-- START --

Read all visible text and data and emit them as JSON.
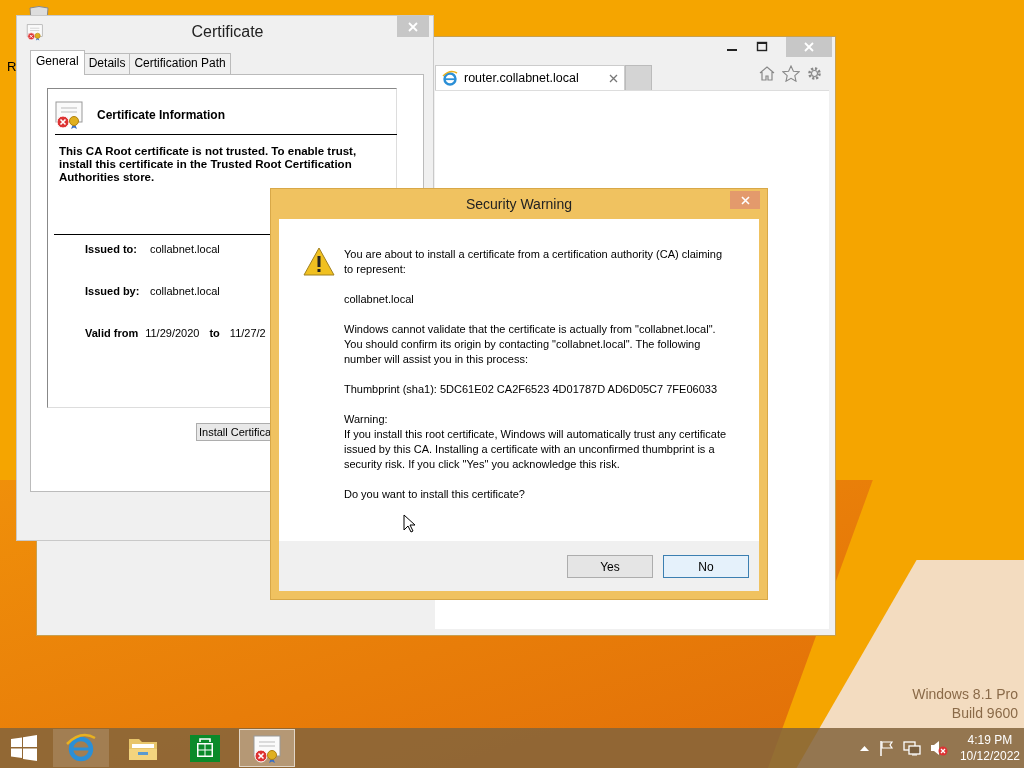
{
  "desktop": {
    "icon_label": "R",
    "os_watermark": [
      "Windows 8.1 Pro",
      "Build 9600"
    ]
  },
  "browser": {
    "tabs": [
      {
        "label": "router.collabnet.local",
        "selected": true
      }
    ]
  },
  "certificate_window": {
    "title": "Certificate",
    "tabs": [
      {
        "label": "General",
        "selected": true
      },
      {
        "label": "Details",
        "selected": false
      },
      {
        "label": "Certification Path",
        "selected": false
      }
    ],
    "heading": "Certificate Information",
    "message": "This CA Root certificate is not trusted. To enable trust, install this certificate in the Trusted Root Certification Authorities store.",
    "fields": [
      {
        "label": "Issued to:",
        "value": "collabnet.local"
      },
      {
        "label": "Issued by:",
        "value": "collabnet.local"
      }
    ],
    "validity": {
      "label": "Valid from",
      "from": "11/29/2020",
      "to_label": "to",
      "to": "11/27/2"
    },
    "install_button": "Install Certifica"
  },
  "security_warning": {
    "title": "Security Warning",
    "paragraphs": [
      [
        "You are about to install a certificate from a certification authority (CA) claiming to represent:"
      ],
      [
        "collabnet.local"
      ],
      [
        "Windows cannot validate that the certificate is actually from \"collabnet.local\". You should confirm its origin by contacting \"collabnet.local\". The following number will assist you in this process:"
      ],
      [
        "Thumbprint (sha1): 5DC61E02 CA2F6523 4D01787D AD6D05C7 7FE06033"
      ],
      [
        "Warning:",
        "If you install this root certificate, Windows will automatically trust any certificate issued by this CA. Installing a certificate with an unconfirmed thumbprint is a security risk. If you click \"Yes\" you acknowledge this risk."
      ],
      [
        "Do you want to install this certificate?"
      ]
    ],
    "buttons": [
      {
        "label": "Yes",
        "selected": false
      },
      {
        "label": "No",
        "selected": true
      }
    ]
  },
  "taskbar": {
    "apps": [
      {
        "kind": "browser",
        "active": false,
        "running": true
      },
      {
        "kind": "folder",
        "active": false,
        "running": false
      },
      {
        "kind": "store",
        "active": false,
        "running": false
      },
      {
        "kind": "certificate",
        "active": true,
        "running": true
      }
    ],
    "clock": {
      "time": "4:19 PM",
      "date": "10/12/2022"
    }
  }
}
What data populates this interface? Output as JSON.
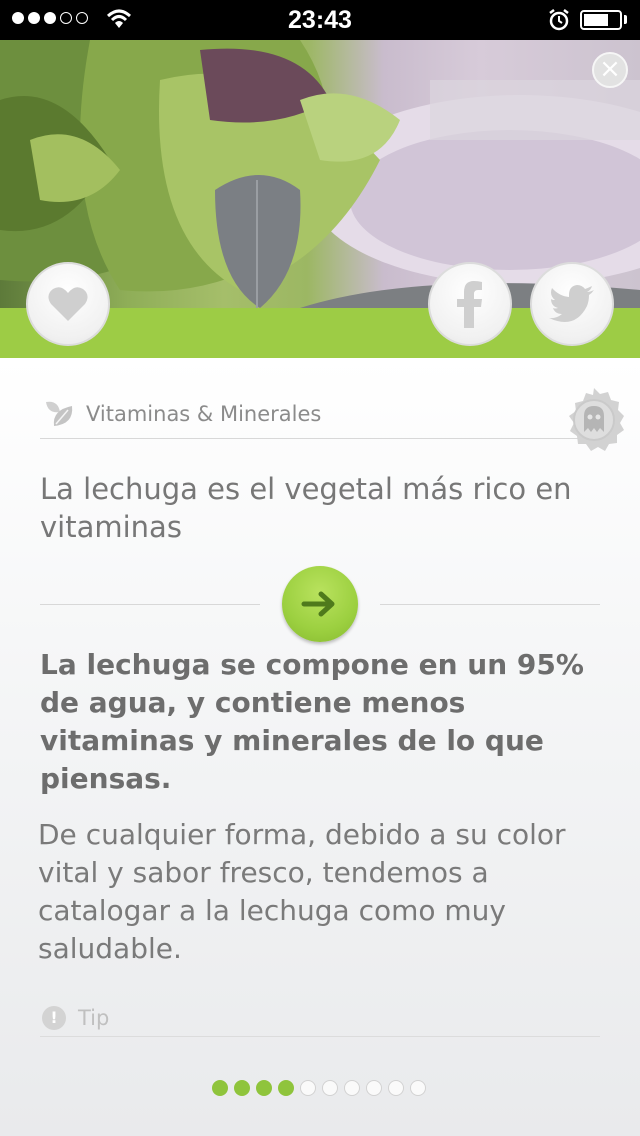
{
  "status_bar": {
    "time": "23:43",
    "signal_bars_filled": 3,
    "signal_bars_total": 5,
    "icons": [
      "wifi-icon",
      "alarm-icon",
      "battery-icon"
    ]
  },
  "hero": {
    "image": "salad-leaves-on-plate",
    "actions": [
      "close-icon",
      "heart-icon",
      "facebook-icon",
      "twitter-icon"
    ]
  },
  "card": {
    "category_icon": "leaf-icon",
    "category": "Vitaminas & Minerales",
    "badge_icon": "ghost-badge-icon",
    "title": "La lechuga es el vegetal más rico en vitaminas",
    "reveal_icon": "arrow-right-icon",
    "answer_bold": "La lechuga se compone en un 95% de agua, y contiene menos vitaminas y minerales de lo que piensas.",
    "answer_body": "De cualquier forma, debido a su color vital y sabor fresco, tendemos a catalogar a la lechuga como muy saludable.",
    "tip_icon": "exclamation-icon",
    "tip_label": "Tip"
  },
  "pager": {
    "current": 4,
    "total": 10
  },
  "colors": {
    "accent_green": "#9dcc45",
    "text_gray": "#777777",
    "status_bar": "#000000"
  }
}
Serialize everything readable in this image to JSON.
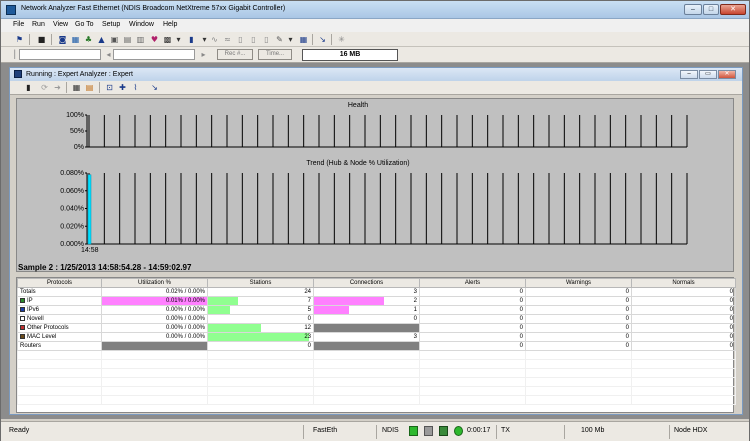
{
  "window": {
    "title": "Network Analyzer Fast Ethernet (NDIS Broadcom NetXtreme 57xx Gigabit Controller)",
    "minimize": "–",
    "maximize": "□",
    "close": "✕"
  },
  "menu": [
    "File",
    "Run",
    "View",
    "Go To",
    "Setup",
    "Window",
    "Help"
  ],
  "toolbar": {
    "record_field": "Rec #...",
    "time_button": "Time...",
    "buffer_size": "16 MB"
  },
  "child": {
    "title": "Running : Expert Analyzer : Expert",
    "minimize": "–",
    "restore": "▭",
    "close": "✕"
  },
  "health_chart": {
    "title": "Health",
    "ticks": [
      "100%",
      "50%",
      "0%"
    ]
  },
  "trend_chart": {
    "title": "Trend (Hub & Node % Utilization)",
    "ticks": [
      "0.080%",
      "0.060%",
      "0.040%",
      "0.020%",
      "0.000%"
    ],
    "x_label": "14:58"
  },
  "chart_data": [
    {
      "type": "bar",
      "title": "Health",
      "ylim": [
        0,
        100
      ],
      "yticks": [
        "100%",
        "50%",
        "0%"
      ],
      "values": []
    },
    {
      "type": "bar",
      "title": "Trend (Hub & Node % Utilization)",
      "ylim": [
        0,
        0.08
      ],
      "yticks": [
        "0.080%",
        "0.060%",
        "0.040%",
        "0.020%",
        "0.000%"
      ],
      "xticks": [
        "14:58"
      ],
      "values": [
        0.078
      ]
    }
  ],
  "sample": "Sample 2 : 1/25/2013 14:58:54.28 - 14:59:02.97",
  "table": {
    "headers": [
      "Protocols",
      "Utilization %",
      "Stations",
      "Connections",
      "Alerts",
      "Warnings",
      "Normals"
    ],
    "rows": [
      {
        "name": "Totals",
        "util": "0.02% / 0.00%",
        "stations": "24",
        "connections": "3",
        "alerts": "0",
        "warnings": "0",
        "normals": "0",
        "util_frac": 0,
        "st_frac": 0,
        "conn_frac": 0,
        "sq": ""
      },
      {
        "name": "IP",
        "util": "0.01% / 0.00%",
        "stations": "7",
        "connections": "2",
        "alerts": "0",
        "warnings": "0",
        "normals": "0",
        "util_frac": 1.0,
        "st_frac": 0.29,
        "conn_frac": 0.67,
        "sq": "#2a8a2a"
      },
      {
        "name": "IPv6",
        "util": "0.00% / 0.00%",
        "stations": "5",
        "connections": "1",
        "alerts": "0",
        "warnings": "0",
        "normals": "0",
        "util_frac": 0,
        "st_frac": 0.21,
        "conn_frac": 0.33,
        "sq": "#1d3fa8"
      },
      {
        "name": "Novell",
        "util": "0.00% / 0.00%",
        "stations": "0",
        "connections": "0",
        "alerts": "0",
        "warnings": "0",
        "normals": "0",
        "util_frac": 0,
        "st_frac": 0,
        "conn_frac": 0,
        "sq": "#ffffff"
      },
      {
        "name": "Other Protocols",
        "util": "0.00% / 0.00%",
        "stations": "12",
        "connections": "",
        "alerts": "0",
        "warnings": "0",
        "normals": "0",
        "util_frac": 0,
        "st_frac": 0.5,
        "conn_frac": 1.0,
        "sq": "#c03030"
      },
      {
        "name": "MAC Level",
        "util": "0.00% / 0.00%",
        "stations": "23",
        "connections": "3",
        "alerts": "0",
        "warnings": "0",
        "normals": "0",
        "util_frac": 0,
        "st_frac": 0.96,
        "conn_frac": 0,
        "sq": "#6a4a1a"
      },
      {
        "name": "Routers",
        "util": "",
        "stations": "0",
        "connections": "",
        "alerts": "0",
        "warnings": "0",
        "normals": "0",
        "util_frac": 1.0,
        "st_frac": 0,
        "conn_frac": 1.0,
        "sq": ""
      }
    ]
  },
  "colors": {
    "util_bar": "#ff80ff",
    "stations_bar": "#90ff90",
    "conn_bar": "#ff80ff",
    "gray_bar": "#808080",
    "trend_bar": "#00e0ff"
  },
  "status": {
    "ready": "Ready",
    "network": "FastEth",
    "driver": "NDIS",
    "elapsed": "0:00:17",
    "tx": "TX",
    "speed": "100 Mb",
    "mode": "Node HDX"
  }
}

-- END --

● **Written task**: Set down the records in full and exactly. Do not carry over any image.

● **Answer in full**:
Read all visible text and data and emit them as JSON.
{
  "desktop": {
    "icon_label": "R",
    "os_watermark": [
      "Windows 8.1 Pro",
      "Build 9600"
    ]
  },
  "browser": {
    "tabs": [
      {
        "label": "router.collabnet.local",
        "selected": true
      }
    ]
  },
  "certificate_window": {
    "title": "Certificate",
    "tabs": [
      {
        "label": "General",
        "selected": true
      },
      {
        "label": "Details",
        "selected": false
      },
      {
        "label": "Certification Path",
        "selected": false
      }
    ],
    "heading": "Certificate Information",
    "message": "This CA Root certificate is not trusted. To enable trust, install this certificate in the Trusted Root Certification Authorities store.",
    "fields": [
      {
        "label": "Issued to:",
        "value": "collabnet.local"
      },
      {
        "label": "Issued by:",
        "value": "collabnet.local"
      }
    ],
    "validity": {
      "label": "Valid from",
      "from": "11/29/2020",
      "to_label": "to",
      "to": "11/27/2"
    },
    "install_button": "Install Certifica"
  },
  "security_warning": {
    "title": "Security Warning",
    "paragraphs": [
      [
        "You are about to install a certificate from a certification authority (CA) claiming to represent:"
      ],
      [
        "collabnet.local"
      ],
      [
        "Windows cannot validate that the certificate is actually from \"collabnet.local\". You should confirm its origin by contacting \"collabnet.local\". The following number will assist you in this process:"
      ],
      [
        "Thumbprint (sha1): 5DC61E02 CA2F6523 4D01787D AD6D05C7 7FE06033"
      ],
      [
        "Warning:",
        "If you install this root certificate, Windows will automatically trust any certificate issued by this CA. Installing a certificate with an unconfirmed thumbprint is a security risk. If you click \"Yes\" you acknowledge this risk."
      ],
      [
        "Do you want to install this certificate?"
      ]
    ],
    "buttons": [
      {
        "label": "Yes",
        "selected": false
      },
      {
        "label": "No",
        "selected": true
      }
    ]
  },
  "taskbar": {
    "apps": [
      {
        "kind": "browser",
        "active": false,
        "running": true
      },
      {
        "kind": "folder",
        "active": false,
        "running": false
      },
      {
        "kind": "store",
        "active": false,
        "running": false
      },
      {
        "kind": "certificate",
        "active": true,
        "running": true
      }
    ],
    "clock": {
      "time": "4:19 PM",
      "date": "10/12/2022"
    }
  }
}
What data populates this interface? Output as JSON.
{
  "status_bar": {
    "time": "23:43",
    "signal_bars_filled": 3,
    "signal_bars_total": 5,
    "icons": [
      "wifi-icon",
      "alarm-icon",
      "battery-icon"
    ]
  },
  "hero": {
    "image": "salad-leaves-on-plate",
    "actions": [
      "close-icon",
      "heart-icon",
      "facebook-icon",
      "twitter-icon"
    ]
  },
  "card": {
    "category_icon": "leaf-icon",
    "category": "Vitaminas & Minerales",
    "badge_icon": "ghost-badge-icon",
    "title": "La lechuga es el vegetal más rico en vitaminas",
    "reveal_icon": "arrow-right-icon",
    "answer_bold": "La lechuga se compone en un 95% de agua, y contiene menos vitaminas y minerales de lo que piensas.",
    "answer_body": "De cualquier forma, debido a su color vital y sabor fresco, tendemos a catalogar a la lechuga como muy saludable.",
    "tip_icon": "exclamation-icon",
    "tip_label": "Tip"
  },
  "pager": {
    "current": 4,
    "total": 10
  },
  "colors": {
    "accent_green": "#9dcc45",
    "text_gray": "#777777",
    "status_bar": "#000000"
  }
}
Serialize everything readable in this image to JSON.
{
  "window": {
    "title": "Network Analyzer Fast Ethernet (NDIS Broadcom NetXtreme 57xx Gigabit Controller)",
    "minimize": "–",
    "maximize": "□",
    "close": "✕"
  },
  "menu": [
    "File",
    "Run",
    "View",
    "Go To",
    "Setup",
    "Window",
    "Help"
  ],
  "toolbar": {
    "record_field": "Rec #...",
    "time_button": "Time...",
    "buffer_size": "16 MB"
  },
  "child": {
    "title": "Running : Expert Analyzer : Expert",
    "minimize": "–",
    "restore": "▭",
    "close": "✕"
  },
  "health_chart": {
    "title": "Health",
    "ticks": [
      "100%",
      "50%",
      "0%"
    ]
  },
  "trend_chart": {
    "title": "Trend (Hub & Node % Utilization)",
    "ticks": [
      "0.080%",
      "0.060%",
      "0.040%",
      "0.020%",
      "0.000%"
    ],
    "x_label": "14:58"
  },
  "chart_data": [
    {
      "type": "bar",
      "title": "Health",
      "ylim": [
        0,
        100
      ],
      "yticks": [
        "100%",
        "50%",
        "0%"
      ],
      "values": []
    },
    {
      "type": "bar",
      "title": "Trend (Hub & Node % Utilization)",
      "ylim": [
        0,
        0.08
      ],
      "yticks": [
        "0.080%",
        "0.060%",
        "0.040%",
        "0.020%",
        "0.000%"
      ],
      "xticks": [
        "14:58"
      ],
      "values": [
        0.078
      ]
    }
  ],
  "sample": "Sample 2 : 1/25/2013 14:58:54.28 - 14:59:02.97",
  "table": {
    "headers": [
      "Protocols",
      "Utilization %",
      "Stations",
      "Connections",
      "Alerts",
      "Warnings",
      "Normals"
    ],
    "rows": [
      {
        "name": "Totals",
        "util": "0.02% / 0.00%",
        "stations": "24",
        "connections": "3",
        "alerts": "0",
        "warnings": "0",
        "normals": "0",
        "util_frac": 0,
        "st_frac": 0,
        "conn_frac": 0,
        "sq": ""
      },
      {
        "name": "IP",
        "util": "0.01% / 0.00%",
        "stations": "7",
        "connections": "2",
        "alerts": "0",
        "warnings": "0",
        "normals": "0",
        "util_frac": 1.0,
        "st_frac": 0.29,
        "conn_frac": 0.67,
        "sq": "#2a8a2a"
      },
      {
        "name": "IPv6",
        "util": "0.00% / 0.00%",
        "stations": "5",
        "connections": "1",
        "alerts": "0",
        "warnings": "0",
        "normals": "0",
        "util_frac": 0,
        "st_frac": 0.21,
        "conn_frac": 0.33,
        "sq": "#1d3fa8"
      },
      {
        "name": "Novell",
        "util": "0.00% / 0.00%",
        "stations": "0",
        "connections": "0",
        "alerts": "0",
        "warnings": "0",
        "normals": "0",
        "util_frac": 0,
        "st_frac": 0,
        "conn_frac": 0,
        "sq": "#ffffff"
      },
      {
        "name": "Other Protocols",
        "util": "0.00% / 0.00%",
        "stations": "12",
        "connections": "",
        "alerts": "0",
        "warnings": "0",
        "normals": "0",
        "util_frac": 0,
        "st_frac": 0.5,
        "conn_frac": 1.0,
        "sq": "#c03030"
      },
      {
        "name": "MAC Level",
        "util": "0.00% / 0.00%",
        "stations": "23",
        "connections": "3",
        "alerts": "0",
        "warnings": "0",
        "normals": "0",
        "util_frac": 0,
        "st_frac": 0.96,
        "conn_frac": 0,
        "sq": "#6a4a1a"
      },
      {
        "name": "Routers",
        "util": "",
        "stations": "0",
        "connections": "",
        "alerts": "0",
        "warnings": "0",
        "normals": "0",
        "util_frac": 1.0,
        "st_frac": 0,
        "conn_frac": 1.0,
        "sq": ""
      }
    ]
  },
  "colors": {
    "util_bar": "#ff80ff",
    "stations_bar": "#90ff90",
    "conn_bar": "#ff80ff",
    "gray_bar": "#808080",
    "trend_bar": "#00e0ff"
  },
  "status": {
    "ready": "Ready",
    "network": "FastEth",
    "driver": "NDIS",
    "elapsed": "0:00:17",
    "tx": "TX",
    "speed": "100 Mb",
    "mode": "Node HDX"
  }
}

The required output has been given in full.